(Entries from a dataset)
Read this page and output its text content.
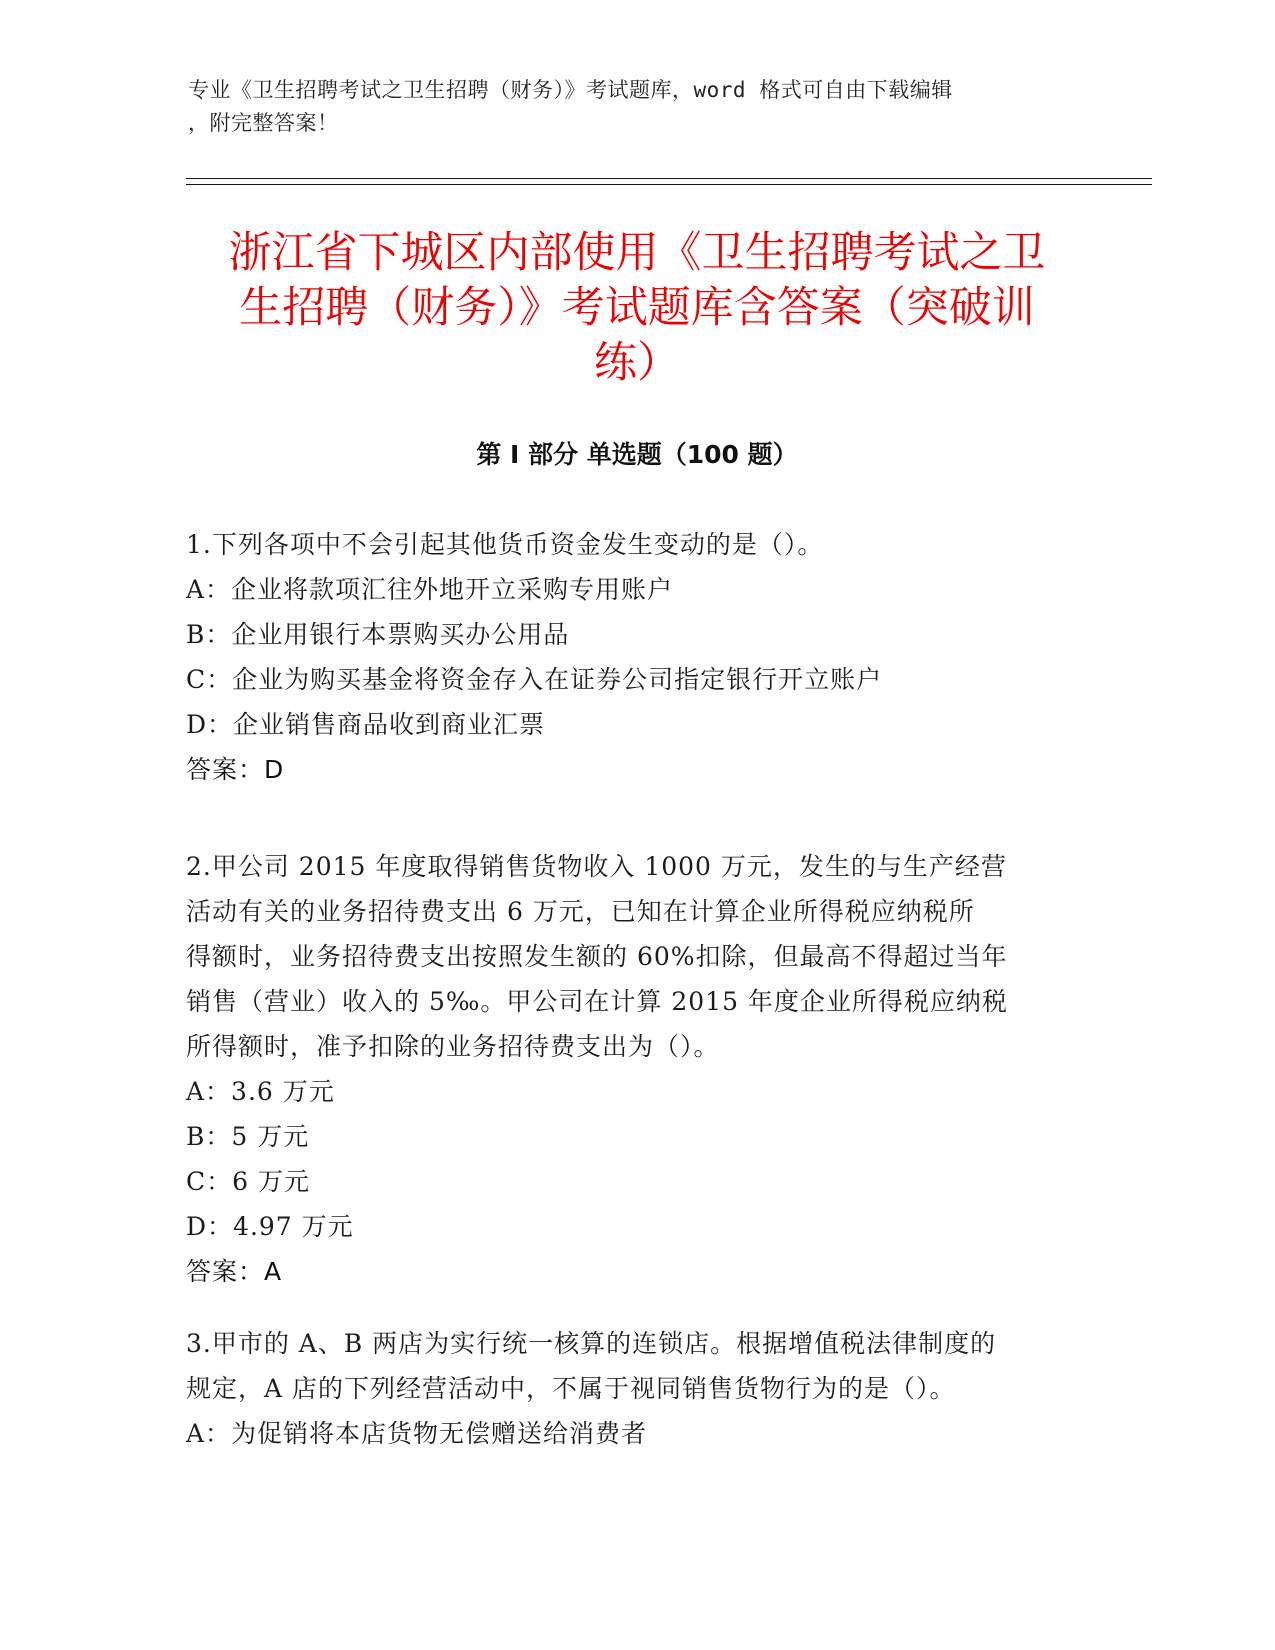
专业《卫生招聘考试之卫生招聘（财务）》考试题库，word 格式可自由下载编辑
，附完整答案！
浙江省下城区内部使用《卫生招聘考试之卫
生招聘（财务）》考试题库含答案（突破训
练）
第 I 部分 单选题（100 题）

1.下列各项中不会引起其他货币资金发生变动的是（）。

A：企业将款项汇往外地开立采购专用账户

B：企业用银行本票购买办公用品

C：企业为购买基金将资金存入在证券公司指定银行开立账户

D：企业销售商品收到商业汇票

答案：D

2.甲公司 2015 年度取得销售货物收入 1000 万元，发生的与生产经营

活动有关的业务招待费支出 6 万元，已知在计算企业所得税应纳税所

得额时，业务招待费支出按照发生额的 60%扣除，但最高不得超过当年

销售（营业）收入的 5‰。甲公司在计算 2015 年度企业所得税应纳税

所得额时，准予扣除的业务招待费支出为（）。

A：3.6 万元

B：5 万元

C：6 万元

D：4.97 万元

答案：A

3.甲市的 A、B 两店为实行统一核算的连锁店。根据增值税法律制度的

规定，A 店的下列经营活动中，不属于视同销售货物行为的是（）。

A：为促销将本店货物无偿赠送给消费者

• WHAT YOU HAVE TO DO
Copy each line exactly, and leave the pictures out of your copy.

• SOLUTION TO THE PROBLEM
Read this page and output its text content.
专业《卫生招聘考试之卫生招聘（财务）》考试题库，word 格式可自由下载编辑
，附完整答案！
浙江省下城区内部使用《卫生招聘考试之卫
生招聘（财务）》考试题库含答案（突破训
练）
第 I 部分 单选题（100 题）

1.下列各项中不会引起其他货币资金发生变动的是（）。

A：企业将款项汇往外地开立采购专用账户

B：企业用银行本票购买办公用品

C：企业为购买基金将资金存入在证券公司指定银行开立账户

D：企业销售商品收到商业汇票

答案：D

2.甲公司 2015 年度取得销售货物收入 1000 万元，发生的与生产经营

活动有关的业务招待费支出 6 万元，已知在计算企业所得税应纳税所

得额时，业务招待费支出按照发生额的 60%扣除，但最高不得超过当年

销售（营业）收入的 5‰。甲公司在计算 2015 年度企业所得税应纳税

所得额时，准予扣除的业务招待费支出为（）。

A：3.6 万元

B：5 万元

C：6 万元

D：4.97 万元

答案：A

3.甲市的 A、B 两店为实行统一核算的连锁店。根据增值税法律制度的

规定，A 店的下列经营活动中，不属于视同销售货物行为的是（）。

A：为促销将本店货物无偿赠送给消费者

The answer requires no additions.